start RECORDS SHOWN

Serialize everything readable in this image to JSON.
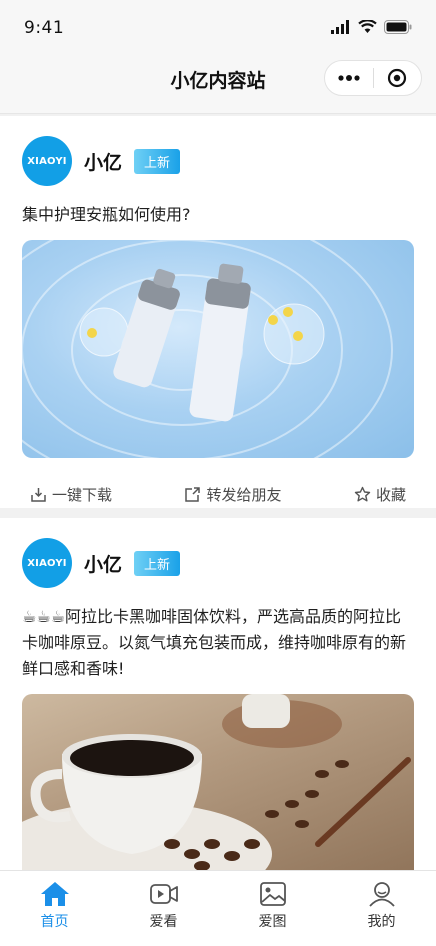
{
  "status_bar": {
    "time": "9:41",
    "icons": [
      "signal-icon",
      "wifi-icon",
      "battery-icon"
    ]
  },
  "nav": {
    "title": "小亿内容站",
    "more_icon": "more-dots-icon",
    "close_icon": "target-circle-icon"
  },
  "posts": [
    {
      "avatar_text": "XIAOYI",
      "author": "小亿",
      "badge": "上新",
      "text": "集中护理安瓶如何使用?",
      "image_icon": "serum-bottles-photo",
      "actions": [
        {
          "label": "一键下载",
          "icon": "download-icon"
        },
        {
          "label": "转发给朋友",
          "icon": "share-icon"
        },
        {
          "label": "收藏",
          "icon": "star-icon"
        }
      ]
    },
    {
      "avatar_text": "XIAOYI",
      "author": "小亿",
      "badge": "上新",
      "text": "☕☕☕阿拉比卡黑咖啡固体饮料，严选高品质的阿拉比卡咖啡原豆。以氮气填充包装而成，维持咖啡原有的新鲜口感和香味!",
      "image_icon": "coffee-cup-photo"
    }
  ],
  "tabbar": {
    "items": [
      {
        "label": "首页",
        "icon": "home-icon",
        "active": true
      },
      {
        "label": "爱看",
        "icon": "video-icon",
        "active": false
      },
      {
        "label": "爱图",
        "icon": "image-icon",
        "active": false
      },
      {
        "label": "我的",
        "icon": "user-icon",
        "active": false
      }
    ]
  },
  "colors": {
    "accent": "#1b8fe8",
    "avatar": "#129fe6",
    "badge": "#1aa1e8"
  }
}
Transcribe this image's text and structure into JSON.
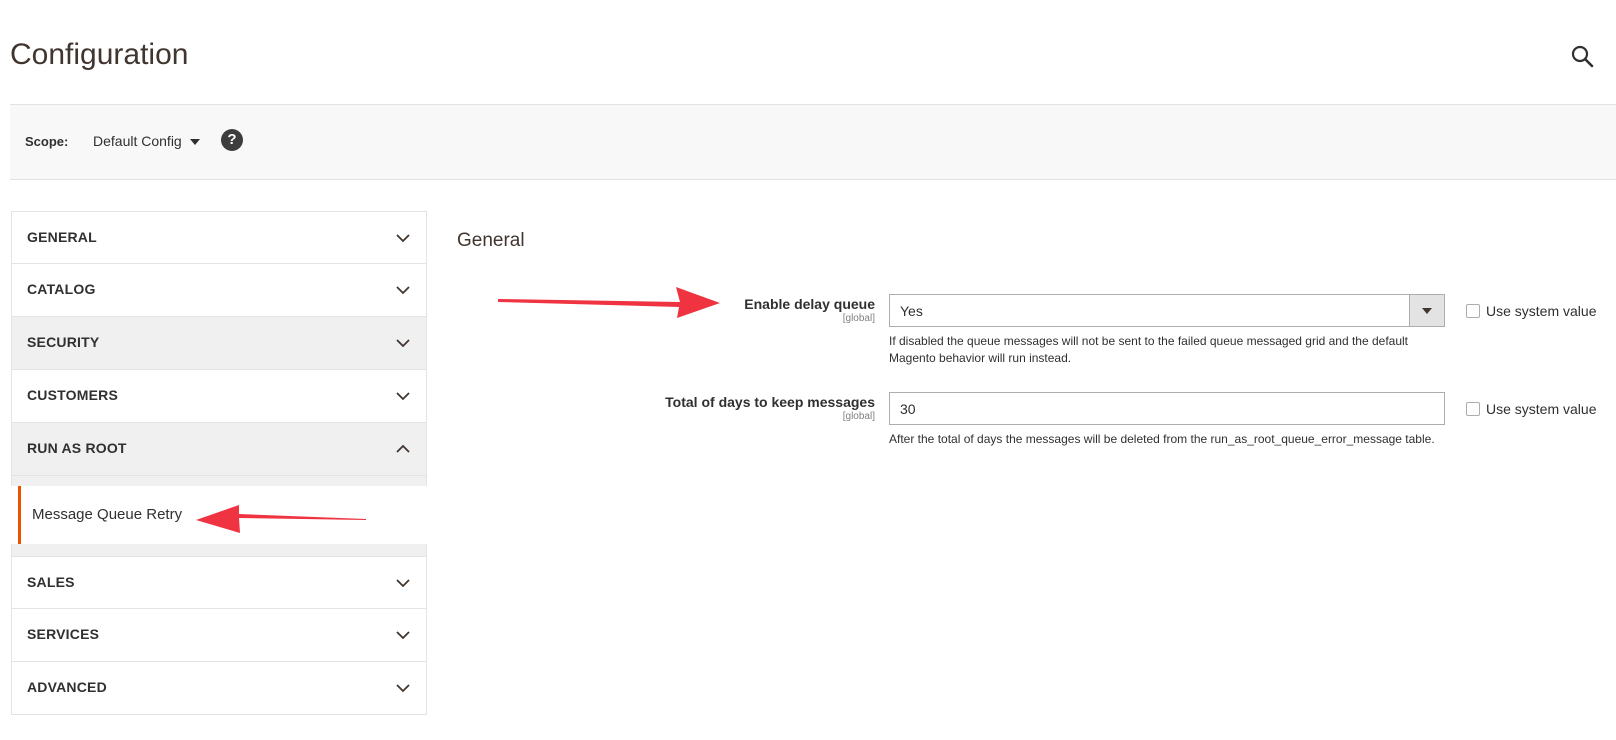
{
  "page": {
    "title": "Configuration"
  },
  "scope": {
    "label": "Scope:",
    "value": "Default Config",
    "help": "?"
  },
  "sidebar": {
    "items": [
      {
        "label": "GENERAL"
      },
      {
        "label": "CATALOG"
      },
      {
        "label": "SECURITY"
      },
      {
        "label": "CUSTOMERS"
      },
      {
        "label": "RUN AS ROOT"
      },
      {
        "label": "SALES"
      },
      {
        "label": "SERVICES"
      },
      {
        "label": "ADVANCED"
      }
    ],
    "sub_item": {
      "label": "Message Queue Retry"
    }
  },
  "main": {
    "section_title": "General",
    "fields": [
      {
        "label": "Enable delay queue",
        "scope": "[global]",
        "value": "Yes",
        "note": "If disabled the queue messages will not be sent to the failed queue messaged grid and the default Magento behavior will run instead.",
        "use_system_value": "Use system value"
      },
      {
        "label": "Total of days to keep messages",
        "scope": "[global]",
        "value": "30",
        "note": "After the total of days the messages will be deleted from the run_as_root_queue_error_message table.",
        "use_system_value": "Use system value"
      }
    ]
  },
  "colors": {
    "accent": "#eb5202",
    "annotation": "#ef3340"
  }
}
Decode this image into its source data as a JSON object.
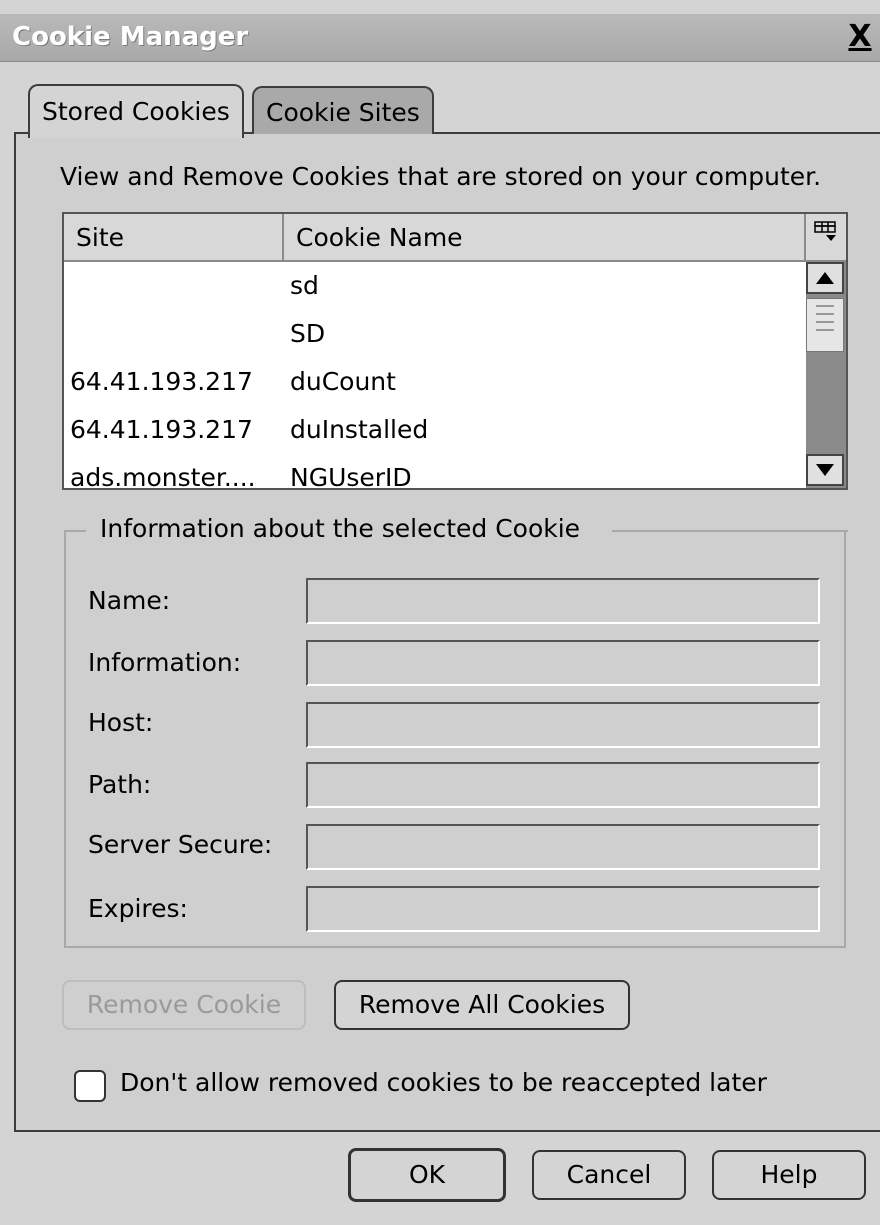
{
  "window": {
    "title": "Cookie Manager",
    "close_glyph": "X"
  },
  "tabs": [
    {
      "label": "Stored Cookies",
      "selected": true
    },
    {
      "label": "Cookie Sites",
      "selected": false
    }
  ],
  "description": "View and Remove Cookies that are stored on your computer.",
  "cookie_list": {
    "columns": [
      "Site",
      "Cookie Name"
    ],
    "column_picker_icon": "column-picker-icon",
    "rows": [
      {
        "site": "",
        "name": "sd"
      },
      {
        "site": "",
        "name": "SD"
      },
      {
        "site": "64.41.193.217",
        "name": "duCount"
      },
      {
        "site": "64.41.193.217",
        "name": "duInstalled"
      },
      {
        "site": "ads.monster....",
        "name": "NGUserID"
      }
    ]
  },
  "info_group": {
    "legend": "Information about the selected Cookie",
    "fields": [
      {
        "label": "Name:",
        "value": ""
      },
      {
        "label": "Information:",
        "value": ""
      },
      {
        "label": "Host:",
        "value": ""
      },
      {
        "label": "Path:",
        "value": ""
      },
      {
        "label": "Server Secure:",
        "value": ""
      },
      {
        "label": "Expires:",
        "value": ""
      }
    ]
  },
  "actions": {
    "remove_cookie": "Remove Cookie",
    "remove_all": "Remove All Cookies"
  },
  "checkbox": {
    "label": "Don't allow removed cookies to be reaccepted later",
    "checked": false
  },
  "footer": {
    "ok": "OK",
    "cancel": "Cancel",
    "help": "Help"
  },
  "colors": {
    "title_bar": "#a9a9a9",
    "dialog_bg": "#d4d4d4",
    "disabled_text": "#9a9a9a"
  }
}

end RECORDS SHOWN

EXERCISE AIM — Leave the pictures out and reproduce all of the records exactly.

TASK RESULT —
Serialize everything readable in this image to JSON.
{
  "status_bar": {
    "time": "9:41",
    "icons": [
      "signal-icon",
      "wifi-icon",
      "battery-icon"
    ]
  },
  "nav": {
    "title": "小亿内容站",
    "more_icon": "more-dots-icon",
    "close_icon": "target-circle-icon"
  },
  "posts": [
    {
      "avatar_text": "XIAOYI",
      "author": "小亿",
      "badge": "上新",
      "text": "集中护理安瓶如何使用?",
      "image_icon": "serum-bottles-photo",
      "actions": [
        {
          "label": "一键下载",
          "icon": "download-icon"
        },
        {
          "label": "转发给朋友",
          "icon": "share-icon"
        },
        {
          "label": "收藏",
          "icon": "star-icon"
        }
      ]
    },
    {
      "avatar_text": "XIAOYI",
      "author": "小亿",
      "badge": "上新",
      "text": "☕☕☕阿拉比卡黑咖啡固体饮料，严选高品质的阿拉比卡咖啡原豆。以氮气填充包装而成，维持咖啡原有的新鲜口感和香味!",
      "image_icon": "coffee-cup-photo"
    }
  ],
  "tabbar": {
    "items": [
      {
        "label": "首页",
        "icon": "home-icon",
        "active": true
      },
      {
        "label": "爱看",
        "icon": "video-icon",
        "active": false
      },
      {
        "label": "爱图",
        "icon": "image-icon",
        "active": false
      },
      {
        "label": "我的",
        "icon": "user-icon",
        "active": false
      }
    ]
  },
  "colors": {
    "accent": "#1b8fe8",
    "avatar": "#129fe6",
    "badge": "#1aa1e8"
  }
}
Transcribe this image's text and structure into JSON.
{
  "page": {
    "title": "Configuration"
  },
  "scope": {
    "label": "Scope:",
    "value": "Default Config",
    "help": "?"
  },
  "sidebar": {
    "items": [
      {
        "label": "GENERAL"
      },
      {
        "label": "CATALOG"
      },
      {
        "label": "SECURITY"
      },
      {
        "label": "CUSTOMERS"
      },
      {
        "label": "RUN AS ROOT"
      },
      {
        "label": "SALES"
      },
      {
        "label": "SERVICES"
      },
      {
        "label": "ADVANCED"
      }
    ],
    "sub_item": {
      "label": "Message Queue Retry"
    }
  },
  "main": {
    "section_title": "General",
    "fields": [
      {
        "label": "Enable delay queue",
        "scope": "[global]",
        "value": "Yes",
        "note": "If disabled the queue messages will not be sent to the failed queue messaged grid and the default Magento behavior will run instead.",
        "use_system_value": "Use system value"
      },
      {
        "label": "Total of days to keep messages",
        "scope": "[global]",
        "value": "30",
        "note": "After the total of days the messages will be deleted from the run_as_root_queue_error_message table.",
        "use_system_value": "Use system value"
      }
    ]
  },
  "colors": {
    "accent": "#eb5202",
    "annotation": "#ef3340"
  }
}
Decode this image into its source data as a JSON object.
{
  "window": {
    "title": "Cookie Manager",
    "close_glyph": "X"
  },
  "tabs": [
    {
      "label": "Stored Cookies",
      "selected": true
    },
    {
      "label": "Cookie Sites",
      "selected": false
    }
  ],
  "description": "View and Remove Cookies that are stored on your computer.",
  "cookie_list": {
    "columns": [
      "Site",
      "Cookie Name"
    ],
    "column_picker_icon": "column-picker-icon",
    "rows": [
      {
        "site": "",
        "name": "sd"
      },
      {
        "site": "",
        "name": "SD"
      },
      {
        "site": "64.41.193.217",
        "name": "duCount"
      },
      {
        "site": "64.41.193.217",
        "name": "duInstalled"
      },
      {
        "site": "ads.monster....",
        "name": "NGUserID"
      }
    ]
  },
  "info_group": {
    "legend": "Information about the selected Cookie",
    "fields": [
      {
        "label": "Name:",
        "value": ""
      },
      {
        "label": "Information:",
        "value": ""
      },
      {
        "label": "Host:",
        "value": ""
      },
      {
        "label": "Path:",
        "value": ""
      },
      {
        "label": "Server Secure:",
        "value": ""
      },
      {
        "label": "Expires:",
        "value": ""
      }
    ]
  },
  "actions": {
    "remove_cookie": "Remove Cookie",
    "remove_all": "Remove All Cookies"
  },
  "checkbox": {
    "label": "Don't allow removed cookies to be reaccepted later",
    "checked": false
  },
  "footer": {
    "ok": "OK",
    "cancel": "Cancel",
    "help": "Help"
  },
  "colors": {
    "title_bar": "#a9a9a9",
    "dialog_bg": "#d4d4d4",
    "disabled_text": "#9a9a9a"
  }
}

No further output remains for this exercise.